%%
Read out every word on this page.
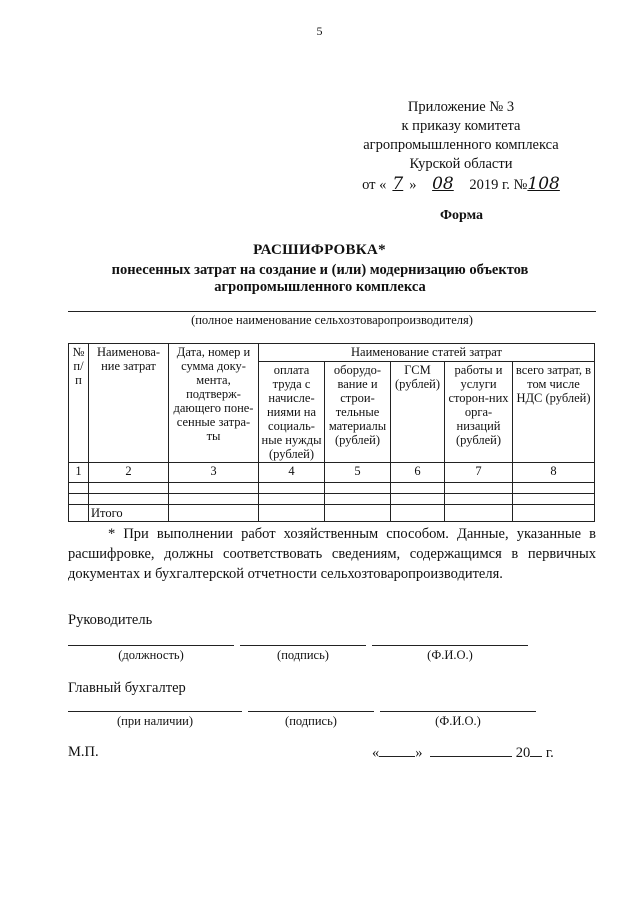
5
Приложение № 3
к приказу комитета
агропромышленного комплекса
Курской области
от « 7 » 08 2019 г. №108
Форма
РАСШИФРОВКА*
понесенных затрат на создание и (или) модернизацию объектов
агропромышленного комплекса
(полное наименование сельхозтоваропроизводителя)
№ п/п	Наименова-ние затрат	Дата, номер и сумма доку-мента, подтверж-дающего поне-сенные затра-ты	Наименование статей затрат				
			оплата труда с начисле-ниями на социаль-ные нужды (рублей)	оборудо-вание и строи-тельные материалы (рублей)	ГСМ (рублей)	работы и услуги сторон-них орга-низаций (рублей)	всего затрат, в том числе НДС (рублей)
1	2	3	4	5	6	7	8

	Итого						
* При выполнении работ хозяйственным способом. Данные, указанные в расшифровке, должны соответствовать сведениям, содержащимся в первичных документах и бухгалтерской отчетности сельхозтоваропроизводителя.
Руководитель
(должность)	(подпись)	(Ф.И.О.)
Главный бухгалтер
(при наличии)	(подпись)	(Ф.И.О.)
М.П.	« »	20 г.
%%
What the exercise asks |
Without including any pictures, please restate all the records exactly.

Output of the exercise |
Read out every word on this page.
5
Приложение № 3
к приказу комитета
агропромышленного комплекса
Курской области
от « 7 » 08 2019 г. №108
Форма
РАСШИФРОВКА*
понесенных затрат на создание и (или) модернизацию объектов
агропромышленного комплекса
(полное наименование сельхозтоваропроизводителя)
№ п/п	Наименова-ние затрат	Дата, номер и сумма доку-мента, подтверж-дающего поне-сенные затра-ты	Наименование статей затрат				
			оплата труда с начисле-ниями на социаль-ные нужды (рублей)	оборудо-вание и строи-тельные материалы (рублей)	ГСМ (рублей)	работы и услуги сторон-них орга-низаций (рублей)	всего затрат, в том числе НДС (рублей)
1	2	3	4	5	6	7	8

	Итого						
* При выполнении работ хозяйственным способом. Данные, указанные в расшифровке, должны соответствовать сведениям, содержащимся в первичных документах и бухгалтерской отчетности сельхозтоваропроизводителя.
Руководитель
(должность)	(подпись)	(Ф.И.О.)
Главный бухгалтер
(при наличии)	(подпись)	(Ф.И.О.)
М.П.	« »	20 г.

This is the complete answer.